What lines below include the string "there"? Pick them out and copy them.

Dataset records:

************

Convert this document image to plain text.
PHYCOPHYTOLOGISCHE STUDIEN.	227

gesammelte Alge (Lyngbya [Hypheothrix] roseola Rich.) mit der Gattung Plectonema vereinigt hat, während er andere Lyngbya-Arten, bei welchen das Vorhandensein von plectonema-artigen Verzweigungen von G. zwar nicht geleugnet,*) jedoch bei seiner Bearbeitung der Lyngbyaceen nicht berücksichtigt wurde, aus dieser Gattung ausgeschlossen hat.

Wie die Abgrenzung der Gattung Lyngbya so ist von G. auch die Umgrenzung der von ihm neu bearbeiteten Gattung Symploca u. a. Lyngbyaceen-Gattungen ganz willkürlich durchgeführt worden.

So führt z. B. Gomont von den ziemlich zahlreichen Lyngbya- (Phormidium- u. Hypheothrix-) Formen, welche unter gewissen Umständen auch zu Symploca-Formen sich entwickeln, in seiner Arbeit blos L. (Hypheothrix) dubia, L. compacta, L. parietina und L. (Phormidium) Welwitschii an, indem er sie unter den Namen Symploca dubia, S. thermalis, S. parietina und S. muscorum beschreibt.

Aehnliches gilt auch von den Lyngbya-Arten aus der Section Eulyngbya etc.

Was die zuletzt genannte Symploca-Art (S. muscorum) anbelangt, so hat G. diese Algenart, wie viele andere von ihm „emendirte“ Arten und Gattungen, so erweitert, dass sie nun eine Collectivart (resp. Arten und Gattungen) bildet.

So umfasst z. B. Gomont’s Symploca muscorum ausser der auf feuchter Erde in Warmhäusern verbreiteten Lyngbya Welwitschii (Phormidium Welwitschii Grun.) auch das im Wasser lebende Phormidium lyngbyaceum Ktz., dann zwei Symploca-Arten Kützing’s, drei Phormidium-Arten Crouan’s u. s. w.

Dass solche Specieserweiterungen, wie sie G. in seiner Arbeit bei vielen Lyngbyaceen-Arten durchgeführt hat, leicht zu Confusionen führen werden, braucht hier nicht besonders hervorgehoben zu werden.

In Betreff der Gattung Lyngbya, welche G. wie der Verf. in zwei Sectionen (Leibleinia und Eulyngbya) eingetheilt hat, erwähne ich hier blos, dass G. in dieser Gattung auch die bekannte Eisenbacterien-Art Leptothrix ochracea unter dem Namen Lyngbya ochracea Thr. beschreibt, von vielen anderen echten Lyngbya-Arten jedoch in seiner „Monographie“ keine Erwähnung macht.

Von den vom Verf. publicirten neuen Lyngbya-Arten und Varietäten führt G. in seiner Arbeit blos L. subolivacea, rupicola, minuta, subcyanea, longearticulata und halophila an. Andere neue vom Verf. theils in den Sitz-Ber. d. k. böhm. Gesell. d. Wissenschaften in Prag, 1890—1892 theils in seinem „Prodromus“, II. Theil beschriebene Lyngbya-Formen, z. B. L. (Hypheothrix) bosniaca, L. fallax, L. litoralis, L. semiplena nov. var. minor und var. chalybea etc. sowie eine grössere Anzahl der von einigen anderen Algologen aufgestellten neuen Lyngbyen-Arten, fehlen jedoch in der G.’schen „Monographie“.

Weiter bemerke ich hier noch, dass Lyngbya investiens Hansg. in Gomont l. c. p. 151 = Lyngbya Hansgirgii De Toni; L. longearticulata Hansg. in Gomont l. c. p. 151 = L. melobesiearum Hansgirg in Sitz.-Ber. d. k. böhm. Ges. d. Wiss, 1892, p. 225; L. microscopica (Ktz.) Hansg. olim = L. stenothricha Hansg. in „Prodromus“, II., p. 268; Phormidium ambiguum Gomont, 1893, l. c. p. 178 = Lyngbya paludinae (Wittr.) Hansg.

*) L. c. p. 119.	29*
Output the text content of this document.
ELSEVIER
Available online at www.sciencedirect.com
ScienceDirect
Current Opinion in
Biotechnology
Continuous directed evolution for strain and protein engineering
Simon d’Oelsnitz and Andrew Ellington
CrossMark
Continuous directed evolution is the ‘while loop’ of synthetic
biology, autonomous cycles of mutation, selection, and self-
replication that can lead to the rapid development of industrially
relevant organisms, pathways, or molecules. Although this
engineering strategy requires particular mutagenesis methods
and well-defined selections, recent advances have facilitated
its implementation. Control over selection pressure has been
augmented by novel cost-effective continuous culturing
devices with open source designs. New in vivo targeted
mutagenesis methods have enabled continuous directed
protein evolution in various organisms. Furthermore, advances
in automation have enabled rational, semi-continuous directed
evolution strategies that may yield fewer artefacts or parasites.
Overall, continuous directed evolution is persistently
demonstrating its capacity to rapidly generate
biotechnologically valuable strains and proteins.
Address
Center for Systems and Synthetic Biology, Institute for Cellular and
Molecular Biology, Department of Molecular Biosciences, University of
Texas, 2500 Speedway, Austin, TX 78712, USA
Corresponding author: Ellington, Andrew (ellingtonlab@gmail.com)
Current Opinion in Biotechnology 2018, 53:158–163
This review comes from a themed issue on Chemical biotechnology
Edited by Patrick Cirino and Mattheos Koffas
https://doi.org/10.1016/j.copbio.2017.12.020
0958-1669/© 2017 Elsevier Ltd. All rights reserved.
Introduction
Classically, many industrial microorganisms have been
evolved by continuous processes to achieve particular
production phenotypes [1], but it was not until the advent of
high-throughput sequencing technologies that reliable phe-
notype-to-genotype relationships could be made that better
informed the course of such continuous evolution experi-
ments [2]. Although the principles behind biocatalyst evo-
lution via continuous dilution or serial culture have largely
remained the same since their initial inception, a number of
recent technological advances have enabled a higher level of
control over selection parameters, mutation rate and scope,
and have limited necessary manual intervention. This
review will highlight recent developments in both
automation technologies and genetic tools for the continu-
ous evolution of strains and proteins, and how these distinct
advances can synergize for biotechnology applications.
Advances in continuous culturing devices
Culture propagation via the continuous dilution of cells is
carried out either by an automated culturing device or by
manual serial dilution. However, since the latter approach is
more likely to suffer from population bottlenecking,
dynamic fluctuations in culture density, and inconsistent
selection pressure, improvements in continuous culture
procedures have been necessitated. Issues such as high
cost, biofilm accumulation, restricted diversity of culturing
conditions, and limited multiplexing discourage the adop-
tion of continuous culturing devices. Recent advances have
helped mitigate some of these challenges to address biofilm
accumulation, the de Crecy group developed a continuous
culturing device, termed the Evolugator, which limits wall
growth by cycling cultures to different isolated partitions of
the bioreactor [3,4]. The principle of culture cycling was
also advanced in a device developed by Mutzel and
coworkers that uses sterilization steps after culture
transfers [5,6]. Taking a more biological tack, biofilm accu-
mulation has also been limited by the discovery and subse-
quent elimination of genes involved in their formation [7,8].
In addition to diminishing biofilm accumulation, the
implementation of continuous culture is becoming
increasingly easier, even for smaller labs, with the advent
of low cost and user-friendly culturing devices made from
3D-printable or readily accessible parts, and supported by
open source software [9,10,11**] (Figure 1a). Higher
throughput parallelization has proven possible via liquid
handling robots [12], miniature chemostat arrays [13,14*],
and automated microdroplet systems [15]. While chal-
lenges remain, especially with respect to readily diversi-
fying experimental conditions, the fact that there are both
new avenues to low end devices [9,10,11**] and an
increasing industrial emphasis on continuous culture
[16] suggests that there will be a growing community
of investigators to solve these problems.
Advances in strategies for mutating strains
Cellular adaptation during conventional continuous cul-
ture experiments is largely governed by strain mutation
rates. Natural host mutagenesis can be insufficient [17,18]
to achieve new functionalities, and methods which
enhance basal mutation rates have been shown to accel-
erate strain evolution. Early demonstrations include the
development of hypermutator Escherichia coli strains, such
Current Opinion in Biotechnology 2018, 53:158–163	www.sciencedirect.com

************

Written reply:
fying experimental conditions, the fact that there are both
[16] suggests that there will be a growing community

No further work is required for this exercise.